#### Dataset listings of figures
^^^^^^^^

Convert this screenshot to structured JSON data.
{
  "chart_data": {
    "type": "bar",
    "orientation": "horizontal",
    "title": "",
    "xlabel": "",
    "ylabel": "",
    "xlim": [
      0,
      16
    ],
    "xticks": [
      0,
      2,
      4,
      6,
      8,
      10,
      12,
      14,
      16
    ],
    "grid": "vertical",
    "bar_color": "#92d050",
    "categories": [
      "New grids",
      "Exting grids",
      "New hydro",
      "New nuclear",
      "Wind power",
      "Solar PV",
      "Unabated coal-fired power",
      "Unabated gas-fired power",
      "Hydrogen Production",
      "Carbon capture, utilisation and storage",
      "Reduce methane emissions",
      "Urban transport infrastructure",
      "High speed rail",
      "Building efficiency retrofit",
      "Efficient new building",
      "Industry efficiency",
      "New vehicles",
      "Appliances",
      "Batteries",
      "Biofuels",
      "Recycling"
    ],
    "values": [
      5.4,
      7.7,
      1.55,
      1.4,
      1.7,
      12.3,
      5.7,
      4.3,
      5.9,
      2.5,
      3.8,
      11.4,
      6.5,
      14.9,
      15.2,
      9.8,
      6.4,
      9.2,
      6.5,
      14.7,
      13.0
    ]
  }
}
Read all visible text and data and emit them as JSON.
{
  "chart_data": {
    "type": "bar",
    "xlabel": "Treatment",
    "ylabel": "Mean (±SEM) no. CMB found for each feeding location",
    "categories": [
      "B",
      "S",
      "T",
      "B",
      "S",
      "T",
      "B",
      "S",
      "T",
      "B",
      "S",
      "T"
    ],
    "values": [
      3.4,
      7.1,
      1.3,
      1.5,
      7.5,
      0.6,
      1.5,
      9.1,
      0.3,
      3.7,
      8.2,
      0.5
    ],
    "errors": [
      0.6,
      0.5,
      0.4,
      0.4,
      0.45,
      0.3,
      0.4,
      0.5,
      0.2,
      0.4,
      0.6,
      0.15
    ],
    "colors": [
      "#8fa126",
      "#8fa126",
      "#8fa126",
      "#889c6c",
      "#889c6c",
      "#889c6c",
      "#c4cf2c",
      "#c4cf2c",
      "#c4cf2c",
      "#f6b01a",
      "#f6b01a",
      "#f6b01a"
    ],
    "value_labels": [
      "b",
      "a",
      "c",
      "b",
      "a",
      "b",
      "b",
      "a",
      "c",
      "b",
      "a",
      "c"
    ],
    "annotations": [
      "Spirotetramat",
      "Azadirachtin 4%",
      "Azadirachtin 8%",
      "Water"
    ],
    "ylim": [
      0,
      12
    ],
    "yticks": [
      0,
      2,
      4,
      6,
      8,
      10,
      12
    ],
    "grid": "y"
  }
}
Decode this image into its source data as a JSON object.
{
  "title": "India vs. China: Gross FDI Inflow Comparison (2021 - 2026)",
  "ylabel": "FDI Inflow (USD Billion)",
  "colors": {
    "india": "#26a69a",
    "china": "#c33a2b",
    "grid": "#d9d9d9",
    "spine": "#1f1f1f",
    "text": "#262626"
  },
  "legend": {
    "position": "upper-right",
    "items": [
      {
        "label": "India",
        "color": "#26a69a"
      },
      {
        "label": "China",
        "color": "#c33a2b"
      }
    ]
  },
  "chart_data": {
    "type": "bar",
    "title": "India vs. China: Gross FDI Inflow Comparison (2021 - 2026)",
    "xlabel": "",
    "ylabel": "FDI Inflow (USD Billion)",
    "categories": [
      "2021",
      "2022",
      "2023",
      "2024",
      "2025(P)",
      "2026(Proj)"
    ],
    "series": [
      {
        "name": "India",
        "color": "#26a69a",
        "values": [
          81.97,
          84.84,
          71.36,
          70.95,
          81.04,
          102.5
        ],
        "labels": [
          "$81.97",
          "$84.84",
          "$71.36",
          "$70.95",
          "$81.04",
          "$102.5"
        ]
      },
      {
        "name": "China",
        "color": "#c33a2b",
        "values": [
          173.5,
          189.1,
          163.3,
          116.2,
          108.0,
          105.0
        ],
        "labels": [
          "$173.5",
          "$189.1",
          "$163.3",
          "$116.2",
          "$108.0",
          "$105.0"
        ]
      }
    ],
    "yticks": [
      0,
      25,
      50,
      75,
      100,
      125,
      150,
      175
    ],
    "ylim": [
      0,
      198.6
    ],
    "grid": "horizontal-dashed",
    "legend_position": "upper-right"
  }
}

^^^^^^^^

#### Short problem
Copy each entry exactly, with nothing added or dropped.

#### Written reply
Convert this screenshot to structured JSON data.
{
  "chart_data": {
    "type": "bar",
    "orientation": "horizontal",
    "title": "",
    "xlabel": "",
    "ylabel": "",
    "xlim": [
      0,
      16
    ],
    "xticks": [
      0,
      2,
      4,
      6,
      8,
      10,
      12,
      14,
      16
    ],
    "grid": "vertical",
    "bar_color": "#92d050",
    "categories": [
      "New grids",
      "Exting grids",
      "New hydro",
      "New nuclear",
      "Wind power",
      "Solar PV",
      "Unabated coal-fired power",
      "Unabated gas-fired power",
      "Hydrogen Production",
      "Carbon capture, utilisation and storage",
      "Reduce methane emissions",
      "Urban transport infrastructure",
      "High speed rail",
      "Building efficiency retrofit",
      "Efficient new building",
      "Industry efficiency",
      "New vehicles",
      "Appliances",
      "Batteries",
      "Biofuels",
      "Recycling"
    ],
    "values": [
      5.4,
      7.7,
      1.55,
      1.4,
      1.7,
      12.3,
      5.7,
      4.3,
      5.9,
      2.5,
      3.8,
      11.4,
      6.5,
      14.9,
      15.2,
      9.8,
      6.4,
      9.2,
      6.5,
      14.7,
      13.0
    ]
  }
}
Read all visible text and data and emit them as JSON.
{
  "chart_data": {
    "type": "bar",
    "xlabel": "Treatment",
    "ylabel": "Mean (±SEM) no. CMB found for each feeding location",
    "categories": [
      "B",
      "S",
      "T",
      "B",
      "S",
      "T",
      "B",
      "S",
      "T",
      "B",
      "S",
      "T"
    ],
    "values": [
      3.4,
      7.1,
      1.3,
      1.5,
      7.5,
      0.6,
      1.5,
      9.1,
      0.3,
      3.7,
      8.2,
      0.5
    ],
    "errors": [
      0.6,
      0.5,
      0.4,
      0.4,
      0.45,
      0.3,
      0.4,
      0.5,
      0.2,
      0.4,
      0.6,
      0.15
    ],
    "colors": [
      "#8fa126",
      "#8fa126",
      "#8fa126",
      "#889c6c",
      "#889c6c",
      "#889c6c",
      "#c4cf2c",
      "#c4cf2c",
      "#c4cf2c",
      "#f6b01a",
      "#f6b01a",
      "#f6b01a"
    ],
    "value_labels": [
      "b",
      "a",
      "c",
      "b",
      "a",
      "b",
      "b",
      "a",
      "c",
      "b",
      "a",
      "c"
    ],
    "annotations": [
      "Spirotetramat",
      "Azadirachtin 4%",
      "Azadirachtin 8%",
      "Water"
    ],
    "ylim": [
      0,
      12
    ],
    "yticks": [
      0,
      2,
      4,
      6,
      8,
      10,
      12
    ],
    "grid": "y"
  }
}
Decode this image into its source data as a JSON object.
{
  "title": "India vs. China: Gross FDI Inflow Comparison (2021 - 2026)",
  "ylabel": "FDI Inflow (USD Billion)",
  "colors": {
    "india": "#26a69a",
    "china": "#c33a2b",
    "grid": "#d9d9d9",
    "spine": "#1f1f1f",
    "text": "#262626"
  },
  "legend": {
    "position": "upper-right",
    "items": [
      {
        "label": "India",
        "color": "#26a69a"
      },
      {
        "label": "China",
        "color": "#c33a2b"
      }
    ]
  },
  "chart_data": {
    "type": "bar",
    "title": "India vs. China: Gross FDI Inflow Comparison (2021 - 2026)",
    "xlabel": "",
    "ylabel": "FDI Inflow (USD Billion)",
    "categories": [
      "2021",
      "2022",
      "2023",
      "2024",
      "2025(P)",
      "2026(Proj)"
    ],
    "series": [
      {
        "name": "India",
        "color": "#26a69a",
        "values": [
          81.97,
          84.84,
          71.36,
          70.95,
          81.04,
          102.5
        ],
        "labels": [
          "$81.97",
          "$84.84",
          "$71.36",
          "$70.95",
          "$81.04",
          "$102.5"
        ]
      },
      {
        "name": "China",
        "color": "#c33a2b",
        "values": [
          173.5,
          189.1,
          163.3,
          116.2,
          108.0,
          105.0
        ],
        "labels": [
          "$173.5",
          "$189.1",
          "$163.3",
          "$116.2",
          "$108.0",
          "$105.0"
        ]
      }
    ],
    "yticks": [
      0,
      25,
      50,
      75,
      100,
      125,
      150,
      175
    ],
    "ylim": [
      0,
      198.6
    ],
    "grid": "horizontal-dashed",
    "legend_position": "upper-right"
  }
}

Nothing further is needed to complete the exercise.